**Exercise prompt:**
Pick out each line of the records that includes the string "https", and copy it.

[Start Dataset entries]

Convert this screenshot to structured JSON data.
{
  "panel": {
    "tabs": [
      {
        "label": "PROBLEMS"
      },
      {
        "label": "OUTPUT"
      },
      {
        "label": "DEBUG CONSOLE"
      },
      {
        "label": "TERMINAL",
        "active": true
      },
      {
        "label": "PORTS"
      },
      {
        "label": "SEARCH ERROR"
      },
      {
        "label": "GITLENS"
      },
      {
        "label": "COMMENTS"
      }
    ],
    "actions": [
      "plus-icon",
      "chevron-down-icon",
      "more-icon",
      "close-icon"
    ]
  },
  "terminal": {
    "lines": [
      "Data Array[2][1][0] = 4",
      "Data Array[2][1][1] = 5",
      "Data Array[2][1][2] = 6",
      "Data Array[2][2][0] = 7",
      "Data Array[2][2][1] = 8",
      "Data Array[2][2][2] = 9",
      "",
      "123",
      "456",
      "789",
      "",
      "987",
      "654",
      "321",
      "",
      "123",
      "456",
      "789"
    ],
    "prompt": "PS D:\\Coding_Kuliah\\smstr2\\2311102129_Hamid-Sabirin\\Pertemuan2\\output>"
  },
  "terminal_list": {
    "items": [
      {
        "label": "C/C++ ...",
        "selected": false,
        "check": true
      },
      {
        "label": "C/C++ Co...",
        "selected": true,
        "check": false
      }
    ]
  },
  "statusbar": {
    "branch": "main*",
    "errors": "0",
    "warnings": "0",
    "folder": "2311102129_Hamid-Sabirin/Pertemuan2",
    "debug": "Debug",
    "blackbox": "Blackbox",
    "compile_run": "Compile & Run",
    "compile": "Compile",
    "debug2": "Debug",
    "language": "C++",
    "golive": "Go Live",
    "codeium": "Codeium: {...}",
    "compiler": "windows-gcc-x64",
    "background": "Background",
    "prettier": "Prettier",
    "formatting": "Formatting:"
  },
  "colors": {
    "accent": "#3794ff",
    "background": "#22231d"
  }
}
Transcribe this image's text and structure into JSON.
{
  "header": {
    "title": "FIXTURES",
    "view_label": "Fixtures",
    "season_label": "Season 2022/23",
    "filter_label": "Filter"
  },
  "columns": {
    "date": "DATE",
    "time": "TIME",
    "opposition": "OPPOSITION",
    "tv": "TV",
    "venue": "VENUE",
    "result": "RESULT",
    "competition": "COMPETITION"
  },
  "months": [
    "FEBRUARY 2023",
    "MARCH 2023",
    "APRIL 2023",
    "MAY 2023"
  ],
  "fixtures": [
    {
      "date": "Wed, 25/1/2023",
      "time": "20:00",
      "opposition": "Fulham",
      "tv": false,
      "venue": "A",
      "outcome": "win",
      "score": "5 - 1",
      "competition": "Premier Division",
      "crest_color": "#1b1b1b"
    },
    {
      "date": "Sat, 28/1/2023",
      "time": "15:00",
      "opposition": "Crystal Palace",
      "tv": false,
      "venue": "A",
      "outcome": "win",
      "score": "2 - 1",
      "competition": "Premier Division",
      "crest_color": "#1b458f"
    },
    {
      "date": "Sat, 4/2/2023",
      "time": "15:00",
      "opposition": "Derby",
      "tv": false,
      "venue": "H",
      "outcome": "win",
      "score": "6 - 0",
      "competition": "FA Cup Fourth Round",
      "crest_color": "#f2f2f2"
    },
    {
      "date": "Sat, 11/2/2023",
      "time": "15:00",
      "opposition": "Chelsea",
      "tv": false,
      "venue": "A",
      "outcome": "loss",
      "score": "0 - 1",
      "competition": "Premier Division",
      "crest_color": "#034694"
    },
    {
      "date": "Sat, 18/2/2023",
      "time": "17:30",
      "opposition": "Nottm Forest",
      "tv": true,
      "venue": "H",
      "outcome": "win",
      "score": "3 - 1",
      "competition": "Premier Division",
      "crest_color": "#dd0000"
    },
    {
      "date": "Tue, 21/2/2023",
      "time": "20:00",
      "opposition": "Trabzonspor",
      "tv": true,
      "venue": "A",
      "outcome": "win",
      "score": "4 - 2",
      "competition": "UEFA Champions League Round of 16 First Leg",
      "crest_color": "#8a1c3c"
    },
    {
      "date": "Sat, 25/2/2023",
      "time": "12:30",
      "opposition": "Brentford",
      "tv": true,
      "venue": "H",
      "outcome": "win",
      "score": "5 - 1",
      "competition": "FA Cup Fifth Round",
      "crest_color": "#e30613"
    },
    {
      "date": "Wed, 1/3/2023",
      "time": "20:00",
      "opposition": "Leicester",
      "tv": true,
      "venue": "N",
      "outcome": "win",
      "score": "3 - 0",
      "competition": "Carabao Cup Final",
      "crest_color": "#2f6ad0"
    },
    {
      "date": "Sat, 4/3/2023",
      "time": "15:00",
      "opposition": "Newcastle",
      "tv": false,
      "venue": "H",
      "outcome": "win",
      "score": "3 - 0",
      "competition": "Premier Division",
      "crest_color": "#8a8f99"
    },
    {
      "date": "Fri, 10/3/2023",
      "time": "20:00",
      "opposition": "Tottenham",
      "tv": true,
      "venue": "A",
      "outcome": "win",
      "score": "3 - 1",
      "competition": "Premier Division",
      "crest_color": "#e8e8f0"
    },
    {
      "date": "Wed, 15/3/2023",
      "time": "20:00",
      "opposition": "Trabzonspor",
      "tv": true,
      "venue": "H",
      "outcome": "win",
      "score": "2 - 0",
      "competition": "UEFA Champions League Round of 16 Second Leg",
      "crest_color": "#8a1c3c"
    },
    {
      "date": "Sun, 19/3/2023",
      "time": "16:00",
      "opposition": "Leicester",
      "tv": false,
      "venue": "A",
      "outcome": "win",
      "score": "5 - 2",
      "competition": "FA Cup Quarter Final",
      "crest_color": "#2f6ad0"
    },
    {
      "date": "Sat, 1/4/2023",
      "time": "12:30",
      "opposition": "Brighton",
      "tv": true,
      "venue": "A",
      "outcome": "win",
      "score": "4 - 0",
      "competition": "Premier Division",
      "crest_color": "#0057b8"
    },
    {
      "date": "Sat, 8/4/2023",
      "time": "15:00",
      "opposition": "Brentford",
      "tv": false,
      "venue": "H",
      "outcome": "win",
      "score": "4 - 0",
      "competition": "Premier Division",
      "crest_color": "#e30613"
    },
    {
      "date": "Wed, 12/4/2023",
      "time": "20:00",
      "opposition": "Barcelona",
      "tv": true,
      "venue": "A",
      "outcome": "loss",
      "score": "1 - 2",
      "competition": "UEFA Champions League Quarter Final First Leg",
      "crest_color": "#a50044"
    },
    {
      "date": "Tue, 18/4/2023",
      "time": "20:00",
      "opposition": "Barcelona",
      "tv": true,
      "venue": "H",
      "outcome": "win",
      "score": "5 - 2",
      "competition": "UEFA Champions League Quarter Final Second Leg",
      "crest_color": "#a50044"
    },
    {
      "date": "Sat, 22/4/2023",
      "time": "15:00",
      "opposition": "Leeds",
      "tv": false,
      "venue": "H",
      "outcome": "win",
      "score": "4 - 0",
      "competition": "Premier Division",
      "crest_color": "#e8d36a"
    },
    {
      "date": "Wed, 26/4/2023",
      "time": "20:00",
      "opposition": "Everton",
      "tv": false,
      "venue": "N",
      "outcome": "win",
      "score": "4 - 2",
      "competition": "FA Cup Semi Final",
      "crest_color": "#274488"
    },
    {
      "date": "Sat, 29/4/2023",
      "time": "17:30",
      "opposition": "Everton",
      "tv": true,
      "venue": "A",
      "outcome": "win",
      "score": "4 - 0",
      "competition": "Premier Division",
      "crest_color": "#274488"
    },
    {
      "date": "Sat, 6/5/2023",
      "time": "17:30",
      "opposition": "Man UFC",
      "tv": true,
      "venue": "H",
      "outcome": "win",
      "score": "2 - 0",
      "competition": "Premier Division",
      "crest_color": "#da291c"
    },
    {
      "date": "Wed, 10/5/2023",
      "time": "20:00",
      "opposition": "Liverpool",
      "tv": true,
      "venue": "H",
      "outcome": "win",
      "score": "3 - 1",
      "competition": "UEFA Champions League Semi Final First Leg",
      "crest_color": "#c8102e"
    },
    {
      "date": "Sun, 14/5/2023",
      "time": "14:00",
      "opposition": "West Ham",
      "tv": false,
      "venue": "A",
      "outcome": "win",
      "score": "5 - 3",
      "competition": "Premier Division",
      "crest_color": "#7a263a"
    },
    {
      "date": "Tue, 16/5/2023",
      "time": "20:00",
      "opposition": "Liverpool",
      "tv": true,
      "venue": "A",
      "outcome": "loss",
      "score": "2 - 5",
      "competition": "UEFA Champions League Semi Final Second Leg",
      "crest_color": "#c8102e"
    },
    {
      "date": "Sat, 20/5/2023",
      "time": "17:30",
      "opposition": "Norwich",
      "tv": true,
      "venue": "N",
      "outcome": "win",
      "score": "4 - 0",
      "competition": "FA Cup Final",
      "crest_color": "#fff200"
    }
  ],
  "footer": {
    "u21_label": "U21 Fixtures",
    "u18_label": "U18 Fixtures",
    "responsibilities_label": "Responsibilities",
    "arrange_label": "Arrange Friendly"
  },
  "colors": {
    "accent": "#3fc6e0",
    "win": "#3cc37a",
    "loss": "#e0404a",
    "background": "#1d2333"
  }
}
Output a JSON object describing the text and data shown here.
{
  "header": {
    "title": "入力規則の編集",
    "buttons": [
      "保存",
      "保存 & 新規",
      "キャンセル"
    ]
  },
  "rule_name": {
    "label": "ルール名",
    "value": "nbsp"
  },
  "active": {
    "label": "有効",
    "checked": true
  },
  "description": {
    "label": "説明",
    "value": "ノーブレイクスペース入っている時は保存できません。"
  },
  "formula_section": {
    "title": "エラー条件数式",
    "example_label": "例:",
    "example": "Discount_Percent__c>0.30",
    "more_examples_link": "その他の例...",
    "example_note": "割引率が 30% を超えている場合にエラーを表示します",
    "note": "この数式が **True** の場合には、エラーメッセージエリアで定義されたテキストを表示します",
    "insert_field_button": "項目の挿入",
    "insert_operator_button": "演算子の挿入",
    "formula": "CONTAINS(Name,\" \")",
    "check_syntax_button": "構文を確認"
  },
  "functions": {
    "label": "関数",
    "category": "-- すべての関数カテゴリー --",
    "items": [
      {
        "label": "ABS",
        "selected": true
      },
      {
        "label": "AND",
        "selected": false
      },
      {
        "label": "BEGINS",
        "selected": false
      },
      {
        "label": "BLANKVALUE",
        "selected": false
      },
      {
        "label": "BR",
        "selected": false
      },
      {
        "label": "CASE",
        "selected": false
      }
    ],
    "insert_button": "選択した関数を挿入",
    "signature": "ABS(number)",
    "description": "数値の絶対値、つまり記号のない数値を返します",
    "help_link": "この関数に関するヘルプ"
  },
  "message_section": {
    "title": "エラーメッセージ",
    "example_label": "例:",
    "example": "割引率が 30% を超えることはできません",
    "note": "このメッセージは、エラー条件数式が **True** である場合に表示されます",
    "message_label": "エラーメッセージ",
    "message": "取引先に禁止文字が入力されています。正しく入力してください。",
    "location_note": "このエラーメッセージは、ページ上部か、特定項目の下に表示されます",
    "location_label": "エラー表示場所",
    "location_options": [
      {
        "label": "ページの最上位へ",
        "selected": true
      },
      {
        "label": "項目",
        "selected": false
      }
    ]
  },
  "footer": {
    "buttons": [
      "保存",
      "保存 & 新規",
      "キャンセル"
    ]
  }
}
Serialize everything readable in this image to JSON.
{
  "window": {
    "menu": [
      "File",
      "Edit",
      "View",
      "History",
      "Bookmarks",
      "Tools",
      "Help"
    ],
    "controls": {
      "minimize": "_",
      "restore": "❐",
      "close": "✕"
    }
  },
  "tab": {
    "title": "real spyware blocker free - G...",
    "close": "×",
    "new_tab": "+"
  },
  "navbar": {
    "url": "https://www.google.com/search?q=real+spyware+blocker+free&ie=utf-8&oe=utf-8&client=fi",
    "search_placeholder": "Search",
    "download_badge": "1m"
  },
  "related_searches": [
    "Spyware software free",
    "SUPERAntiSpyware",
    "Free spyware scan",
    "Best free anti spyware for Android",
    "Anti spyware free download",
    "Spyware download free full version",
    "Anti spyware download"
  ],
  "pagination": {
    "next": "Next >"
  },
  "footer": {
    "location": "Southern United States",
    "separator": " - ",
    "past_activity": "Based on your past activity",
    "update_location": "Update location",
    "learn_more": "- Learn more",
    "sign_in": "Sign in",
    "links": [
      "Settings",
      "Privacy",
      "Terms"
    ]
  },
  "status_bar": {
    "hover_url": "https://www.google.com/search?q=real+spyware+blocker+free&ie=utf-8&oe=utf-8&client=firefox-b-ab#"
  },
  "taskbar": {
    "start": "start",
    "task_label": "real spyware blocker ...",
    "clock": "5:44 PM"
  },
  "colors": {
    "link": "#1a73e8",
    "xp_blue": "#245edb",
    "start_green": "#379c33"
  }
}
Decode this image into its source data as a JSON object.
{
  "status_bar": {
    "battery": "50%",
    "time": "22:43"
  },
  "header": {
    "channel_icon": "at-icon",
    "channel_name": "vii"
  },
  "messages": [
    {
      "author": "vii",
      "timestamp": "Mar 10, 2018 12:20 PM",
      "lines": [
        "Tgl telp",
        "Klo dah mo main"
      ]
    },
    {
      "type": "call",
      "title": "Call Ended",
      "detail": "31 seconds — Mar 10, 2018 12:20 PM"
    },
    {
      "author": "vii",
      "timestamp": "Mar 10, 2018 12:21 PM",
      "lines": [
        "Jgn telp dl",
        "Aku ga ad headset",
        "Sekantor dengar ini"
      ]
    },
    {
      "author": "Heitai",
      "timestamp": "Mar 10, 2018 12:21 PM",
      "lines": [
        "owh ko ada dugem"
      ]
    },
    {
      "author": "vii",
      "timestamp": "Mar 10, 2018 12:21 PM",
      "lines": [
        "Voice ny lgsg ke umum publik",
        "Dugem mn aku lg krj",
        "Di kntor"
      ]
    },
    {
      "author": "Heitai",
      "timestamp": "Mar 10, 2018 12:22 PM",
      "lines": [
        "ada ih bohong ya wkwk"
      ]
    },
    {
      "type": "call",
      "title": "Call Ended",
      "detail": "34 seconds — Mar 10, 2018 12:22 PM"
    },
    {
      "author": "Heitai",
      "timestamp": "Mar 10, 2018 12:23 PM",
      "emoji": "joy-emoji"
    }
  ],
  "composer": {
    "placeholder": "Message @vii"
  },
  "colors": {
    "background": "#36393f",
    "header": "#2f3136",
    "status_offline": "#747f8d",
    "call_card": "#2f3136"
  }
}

[End Dataset entries]

**Solution to this exercise:**
    "url": "https://www.google.com/search?q=real+spyware+blocker+free&ie=utf-8&oe=utf-8&client=fi",
    "hover_url": "https://www.google.com/search?q=real+spyware+blocker+free&ie=utf-8&oe=utf-8&client=firefox-b-ab#"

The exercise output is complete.